◆ Data lines
+ + + + + + +
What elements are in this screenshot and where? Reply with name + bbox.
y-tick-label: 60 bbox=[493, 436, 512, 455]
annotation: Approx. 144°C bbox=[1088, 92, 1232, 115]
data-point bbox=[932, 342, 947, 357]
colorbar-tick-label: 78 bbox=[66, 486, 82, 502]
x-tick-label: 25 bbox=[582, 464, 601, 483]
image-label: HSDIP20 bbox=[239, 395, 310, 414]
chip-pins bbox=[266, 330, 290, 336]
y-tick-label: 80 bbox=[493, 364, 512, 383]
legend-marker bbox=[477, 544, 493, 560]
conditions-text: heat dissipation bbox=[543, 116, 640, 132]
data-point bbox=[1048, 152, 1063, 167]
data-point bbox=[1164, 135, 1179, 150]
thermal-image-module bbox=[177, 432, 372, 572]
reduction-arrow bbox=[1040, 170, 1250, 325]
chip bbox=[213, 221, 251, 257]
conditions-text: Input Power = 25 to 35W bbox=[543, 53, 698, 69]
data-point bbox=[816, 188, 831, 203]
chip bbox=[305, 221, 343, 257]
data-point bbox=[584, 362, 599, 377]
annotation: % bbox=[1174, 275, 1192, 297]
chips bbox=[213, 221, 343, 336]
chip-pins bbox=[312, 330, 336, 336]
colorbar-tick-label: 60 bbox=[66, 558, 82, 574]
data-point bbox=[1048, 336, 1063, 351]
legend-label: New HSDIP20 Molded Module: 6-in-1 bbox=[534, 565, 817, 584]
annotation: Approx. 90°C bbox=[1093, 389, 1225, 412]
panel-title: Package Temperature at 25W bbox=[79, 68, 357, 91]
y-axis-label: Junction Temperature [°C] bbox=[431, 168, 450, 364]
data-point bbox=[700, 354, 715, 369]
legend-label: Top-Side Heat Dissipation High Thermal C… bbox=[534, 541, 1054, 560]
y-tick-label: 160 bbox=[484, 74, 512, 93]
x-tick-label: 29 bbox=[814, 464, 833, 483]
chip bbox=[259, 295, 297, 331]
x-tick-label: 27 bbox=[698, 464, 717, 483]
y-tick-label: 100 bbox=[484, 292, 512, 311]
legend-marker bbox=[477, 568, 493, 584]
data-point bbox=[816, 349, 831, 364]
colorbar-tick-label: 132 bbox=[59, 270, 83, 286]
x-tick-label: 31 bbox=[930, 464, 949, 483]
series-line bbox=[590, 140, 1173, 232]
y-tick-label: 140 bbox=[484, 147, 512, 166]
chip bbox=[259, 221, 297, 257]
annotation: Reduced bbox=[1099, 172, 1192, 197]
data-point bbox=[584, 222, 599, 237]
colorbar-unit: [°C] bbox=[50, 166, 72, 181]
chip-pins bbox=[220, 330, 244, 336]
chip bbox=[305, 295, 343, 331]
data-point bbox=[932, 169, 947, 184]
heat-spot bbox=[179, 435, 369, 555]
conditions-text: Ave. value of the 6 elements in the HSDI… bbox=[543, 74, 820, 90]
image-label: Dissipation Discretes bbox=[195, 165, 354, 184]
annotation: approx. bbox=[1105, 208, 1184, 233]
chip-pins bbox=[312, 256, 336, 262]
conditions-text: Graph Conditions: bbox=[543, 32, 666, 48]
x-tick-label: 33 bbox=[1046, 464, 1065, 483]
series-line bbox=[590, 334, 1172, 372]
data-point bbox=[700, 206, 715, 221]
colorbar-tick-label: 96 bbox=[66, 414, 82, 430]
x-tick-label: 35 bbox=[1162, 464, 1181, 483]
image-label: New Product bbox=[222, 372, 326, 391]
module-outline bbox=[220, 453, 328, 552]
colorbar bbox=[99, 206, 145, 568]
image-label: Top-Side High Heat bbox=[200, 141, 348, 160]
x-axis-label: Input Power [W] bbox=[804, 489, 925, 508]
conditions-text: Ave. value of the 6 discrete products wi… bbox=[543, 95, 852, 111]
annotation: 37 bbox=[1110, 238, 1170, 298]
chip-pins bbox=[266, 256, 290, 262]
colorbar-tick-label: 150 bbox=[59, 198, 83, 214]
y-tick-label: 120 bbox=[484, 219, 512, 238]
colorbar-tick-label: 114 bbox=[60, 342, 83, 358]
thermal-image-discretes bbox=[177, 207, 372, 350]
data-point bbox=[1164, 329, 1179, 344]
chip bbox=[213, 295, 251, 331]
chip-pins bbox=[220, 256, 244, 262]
+ + + + + + +
◆ What is asked
Copy every one of the lines above without changing anything.

◆ Completed task
What elements are in this screenshot and where? Reply with name + bbox.
y-tick-label: 60 bbox=[493, 436, 512, 455]
annotation: Approx. 144°C bbox=[1088, 92, 1232, 115]
data-point bbox=[932, 342, 947, 357]
colorbar-tick-label: 78 bbox=[66, 486, 82, 502]
x-tick-label: 25 bbox=[582, 464, 601, 483]
image-label: HSDIP20 bbox=[239, 395, 310, 414]
chip-pins bbox=[266, 330, 290, 336]
y-tick-label: 80 bbox=[493, 364, 512, 383]
legend-marker bbox=[477, 544, 493, 560]
conditions-text: heat dissipation bbox=[543, 116, 640, 132]
data-point bbox=[1048, 152, 1063, 167]
data-point bbox=[1164, 135, 1179, 150]
thermal-image-module bbox=[177, 432, 372, 572]
reduction-arrow bbox=[1040, 170, 1250, 325]
chip bbox=[213, 221, 251, 257]
conditions-text: Input Power = 25 to 35W bbox=[543, 53, 698, 69]
data-point bbox=[816, 188, 831, 203]
chip bbox=[305, 221, 343, 257]
data-point bbox=[584, 362, 599, 377]
annotation: % bbox=[1174, 275, 1192, 297]
chips bbox=[213, 221, 343, 336]
chip-pins bbox=[312, 330, 336, 336]
colorbar-tick-label: 60 bbox=[66, 558, 82, 574]
data-point bbox=[1048, 336, 1063, 351]
legend-label: New HSDIP20 Molded Module: 6-in-1 bbox=[534, 565, 817, 584]
annotation: Approx. 90°C bbox=[1093, 389, 1225, 412]
panel-title: Package Temperature at 25W bbox=[79, 68, 357, 91]
y-axis-label: Junction Temperature [°C] bbox=[431, 168, 450, 364]
data-point bbox=[700, 354, 715, 369]
legend-label: Top-Side Heat Dissipation High Thermal C… bbox=[534, 541, 1054, 560]
y-tick-label: 160 bbox=[484, 74, 512, 93]
x-tick-label: 29 bbox=[814, 464, 833, 483]
chip bbox=[259, 295, 297, 331]
x-tick-label: 27 bbox=[698, 464, 717, 483]
y-tick-label: 100 bbox=[484, 292, 512, 311]
legend-marker bbox=[477, 568, 493, 584]
data-point bbox=[816, 349, 831, 364]
colorbar-tick-label: 132 bbox=[59, 270, 83, 286]
x-tick-label: 31 bbox=[930, 464, 949, 483]
series-line bbox=[590, 140, 1173, 232]
y-tick-label: 140 bbox=[484, 147, 512, 166]
chip bbox=[259, 221, 297, 257]
annotation: Reduced bbox=[1099, 172, 1192, 197]
data-point bbox=[584, 222, 599, 237]
colorbar-unit: [°C] bbox=[50, 166, 72, 181]
chip-pins bbox=[220, 330, 244, 336]
chip bbox=[305, 295, 343, 331]
data-point bbox=[932, 169, 947, 184]
heat-spot bbox=[179, 435, 369, 555]
conditions-text: Ave. value of the 6 elements in the HSDI… bbox=[543, 74, 820, 90]
image-label: Dissipation Discretes bbox=[195, 165, 354, 184]
annotation: approx. bbox=[1105, 208, 1184, 233]
chip-pins bbox=[312, 256, 336, 262]
conditions-text: Graph Conditions: bbox=[543, 32, 666, 48]
x-tick-label: 33 bbox=[1046, 464, 1065, 483]
series-line bbox=[590, 334, 1172, 372]
data-point bbox=[700, 206, 715, 221]
colorbar-tick-label: 96 bbox=[66, 414, 82, 430]
x-tick-label: 35 bbox=[1162, 464, 1181, 483]
image-label: New Product bbox=[222, 372, 326, 391]
module-outline bbox=[220, 453, 328, 552]
colorbar bbox=[99, 206, 145, 568]
image-label: Top-Side High Heat bbox=[200, 141, 348, 160]
x-axis-label: Input Power [W] bbox=[804, 489, 925, 508]
conditions-text: Ave. value of the 6 discrete products wi… bbox=[543, 95, 852, 111]
annotation: 37 bbox=[1110, 238, 1170, 298]
chip-pins bbox=[266, 256, 290, 262]
colorbar-tick-label: 150 bbox=[59, 198, 83, 214]
y-tick-label: 120 bbox=[484, 219, 512, 238]
colorbar-tick-label: 114 bbox=[60, 342, 83, 358]
thermal-image-discretes bbox=[177, 207, 372, 350]
data-point bbox=[1164, 329, 1179, 344]
chip bbox=[213, 295, 251, 331]
chip-pins bbox=[220, 256, 244, 262]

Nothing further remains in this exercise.